▸ **REQUIRED WORK**
Check every line for the word "kind" and give the number of lines where it occurs, nothing else.

--

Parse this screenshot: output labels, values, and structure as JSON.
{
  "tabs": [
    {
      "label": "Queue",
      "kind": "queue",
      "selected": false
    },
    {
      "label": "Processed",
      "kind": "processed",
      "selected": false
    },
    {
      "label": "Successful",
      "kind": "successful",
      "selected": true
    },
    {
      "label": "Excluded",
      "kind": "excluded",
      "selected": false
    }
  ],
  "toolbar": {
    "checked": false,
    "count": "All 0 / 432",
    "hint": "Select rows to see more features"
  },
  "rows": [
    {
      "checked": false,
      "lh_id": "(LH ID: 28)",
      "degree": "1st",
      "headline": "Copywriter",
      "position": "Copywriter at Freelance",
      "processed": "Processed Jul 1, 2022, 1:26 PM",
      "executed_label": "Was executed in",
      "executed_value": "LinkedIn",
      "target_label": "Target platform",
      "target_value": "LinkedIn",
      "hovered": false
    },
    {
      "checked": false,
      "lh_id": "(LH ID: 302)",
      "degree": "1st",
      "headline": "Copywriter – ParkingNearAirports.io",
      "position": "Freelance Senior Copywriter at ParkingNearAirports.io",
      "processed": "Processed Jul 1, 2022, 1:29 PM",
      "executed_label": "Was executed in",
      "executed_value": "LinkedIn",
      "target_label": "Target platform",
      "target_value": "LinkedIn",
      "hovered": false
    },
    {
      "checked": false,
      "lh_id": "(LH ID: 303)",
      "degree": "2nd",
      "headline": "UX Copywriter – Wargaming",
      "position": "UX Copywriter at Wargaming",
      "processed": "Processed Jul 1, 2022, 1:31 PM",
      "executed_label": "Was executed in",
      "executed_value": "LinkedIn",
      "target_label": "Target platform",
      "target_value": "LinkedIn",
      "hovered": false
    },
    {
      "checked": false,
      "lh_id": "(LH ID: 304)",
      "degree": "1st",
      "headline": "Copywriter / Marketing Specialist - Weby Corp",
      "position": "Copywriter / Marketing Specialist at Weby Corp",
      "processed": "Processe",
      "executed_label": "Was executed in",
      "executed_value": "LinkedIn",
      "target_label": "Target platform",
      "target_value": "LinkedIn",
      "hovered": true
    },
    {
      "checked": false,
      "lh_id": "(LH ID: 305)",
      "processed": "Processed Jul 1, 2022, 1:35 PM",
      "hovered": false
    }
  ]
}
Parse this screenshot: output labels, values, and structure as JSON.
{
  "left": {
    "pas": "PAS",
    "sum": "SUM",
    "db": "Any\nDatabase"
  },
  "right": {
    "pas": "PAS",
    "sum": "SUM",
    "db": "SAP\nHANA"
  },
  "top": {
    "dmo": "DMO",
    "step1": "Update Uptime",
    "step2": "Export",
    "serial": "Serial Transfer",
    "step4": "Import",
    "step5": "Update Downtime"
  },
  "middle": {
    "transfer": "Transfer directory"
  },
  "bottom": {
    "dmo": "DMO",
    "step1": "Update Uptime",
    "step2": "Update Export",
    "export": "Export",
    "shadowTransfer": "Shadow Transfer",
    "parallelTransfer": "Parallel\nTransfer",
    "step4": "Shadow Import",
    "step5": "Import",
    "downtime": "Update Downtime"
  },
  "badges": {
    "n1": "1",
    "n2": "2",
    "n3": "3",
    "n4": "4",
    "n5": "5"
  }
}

--

▸ **EXERCISE ANSWER**
4